Transcript of the episode It is 1958, and Chairman Mao has a problem. He looks at the fields of China and he sees a thief. The thief is the sparrow. It eats the grain, it steals the harvest, and so, with the stroke of a pen, the sparrow is declared an enemy of the state. The instruction is simple: eradicate them. Total annihilation. The people oblige. They bang pots and pans to keep the birds from landing, they shoot them out of the sky, they destroy the nests. And for a fleeting moment, it works. The sparrows are gone. And then, the silence is broken by a low, rhythmic hum.
[pause]
It was the sound of a billion wings. With the birds gone, the locusts had no predators. They descended in a dark, pulsing wave, devouring everything—the crops, the trees, the very grass itself. A famine followed, and in its wake, thirty million people died. Mao had seen a fence and, convinced it was an obstacle to progress, he tore it down. He didn't realize the fence was actually a wall holding back an apocalypse.
We do this all the time. We see a system—a piece of software, a policy, a tradition—and we think, well, that’s messy. That’s inefficient. Let’s clear it away.
Think back to 1998. Netscape. They were the kings of the browser world, holding eighty percent of the market. But their code? It was tangled. It was bloated. So, they decided to do the thing every ambitious engineer dreams of: they decided to burn it down and start over from scratch. [thoughtfully] A clean slate. It took them three years to rewrite it. And in those three years, while they were busy perfecting their new, supposedly elegant system, Microsoft just walked right through the front door and took the house. Netscape hadn’t realized that their "messy" code was actually a digital ecosystem filled with thousands of tiny, hard-won bug fixes for weird, edge-case problems they’d long since forgotten. They didn't just delete code; they deleted the history of their own survival.
There is a name for this. It’s called Chesterton’s Fence. And the idea is deceptively simple: if you come across a gate or a fence across a road, you don't tear it down until you understand why it was put there in the first place.
But here is the problem. Our brains are hardwired to think we are smarter than the people who came before us. Psychologists call it the Illusion of Explanatory Depth. It’s this weird little bug in our hardware where we honestly believe we understand how complex things work—like a bicycle, or a government, or a forest—until someone asks us to explain the mechanism, step-by-step. Then, suddenly, the illusion shatters. We don't actually know how the bike stays upright. We just know it does.
We saw this play out in the American West. In 1935, the U.S. Forest Service decided that fire was an enemy. It was a barrier to timber production. So they made a rule: every single fire must be extinguished by ten a.m. the day after it was reported. It sounds responsible, right? [warmly] It sounds like good management. But they were looking at the trees and ignoring the floor. For millennia, nature had used low-intensity fires to clear out the underbrush. By suppressing that fire, the Forest Service wasn't preventing disaster; they were just loading the forest with millions of tons of explosive fuel. Today’s mega-fires? They are the direct result of a well-meaning 1930s reformer who didn't understand the fence.

**TASKS TO PERFORM**
[a] Translate this sentence from the Chesterton's Fence transcript into Spanish: "Psychologists call it the Illusion of Explanatory Depth."
[b] According to the Chesterton's Fence transcript, what did the people do to the sparrows after Mao's order? List each action.
You won't need the records.

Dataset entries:
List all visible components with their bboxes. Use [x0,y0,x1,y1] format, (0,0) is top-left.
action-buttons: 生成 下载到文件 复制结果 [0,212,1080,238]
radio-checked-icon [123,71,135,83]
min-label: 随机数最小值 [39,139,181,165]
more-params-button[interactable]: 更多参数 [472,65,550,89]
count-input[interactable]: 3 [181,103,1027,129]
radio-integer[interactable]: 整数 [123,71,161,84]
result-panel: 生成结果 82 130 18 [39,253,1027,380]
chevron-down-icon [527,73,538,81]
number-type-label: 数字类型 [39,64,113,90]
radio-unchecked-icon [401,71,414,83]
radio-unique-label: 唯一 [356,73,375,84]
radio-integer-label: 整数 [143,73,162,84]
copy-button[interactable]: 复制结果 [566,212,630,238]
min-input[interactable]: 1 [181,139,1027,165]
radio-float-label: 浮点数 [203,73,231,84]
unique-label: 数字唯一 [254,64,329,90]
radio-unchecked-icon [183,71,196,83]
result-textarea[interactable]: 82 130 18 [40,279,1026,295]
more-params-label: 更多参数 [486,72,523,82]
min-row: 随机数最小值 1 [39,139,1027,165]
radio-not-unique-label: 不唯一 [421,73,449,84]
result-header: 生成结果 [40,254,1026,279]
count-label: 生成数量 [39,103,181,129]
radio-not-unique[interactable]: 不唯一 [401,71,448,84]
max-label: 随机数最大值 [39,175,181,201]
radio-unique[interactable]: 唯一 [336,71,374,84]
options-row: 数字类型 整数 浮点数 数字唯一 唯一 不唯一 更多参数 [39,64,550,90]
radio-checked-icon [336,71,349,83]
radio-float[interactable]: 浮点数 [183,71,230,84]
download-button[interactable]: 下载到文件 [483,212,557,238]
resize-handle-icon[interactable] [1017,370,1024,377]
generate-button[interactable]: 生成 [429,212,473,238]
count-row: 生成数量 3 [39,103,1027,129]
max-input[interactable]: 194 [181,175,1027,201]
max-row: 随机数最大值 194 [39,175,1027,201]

**REPLIES**
[a] Los psicólogos lo llaman la ilusión de profundidad explicativa.

[b]
- They banged pots and pans to keep the birds from landing.
- They shot them out of the sky.
- They destroyed the nests.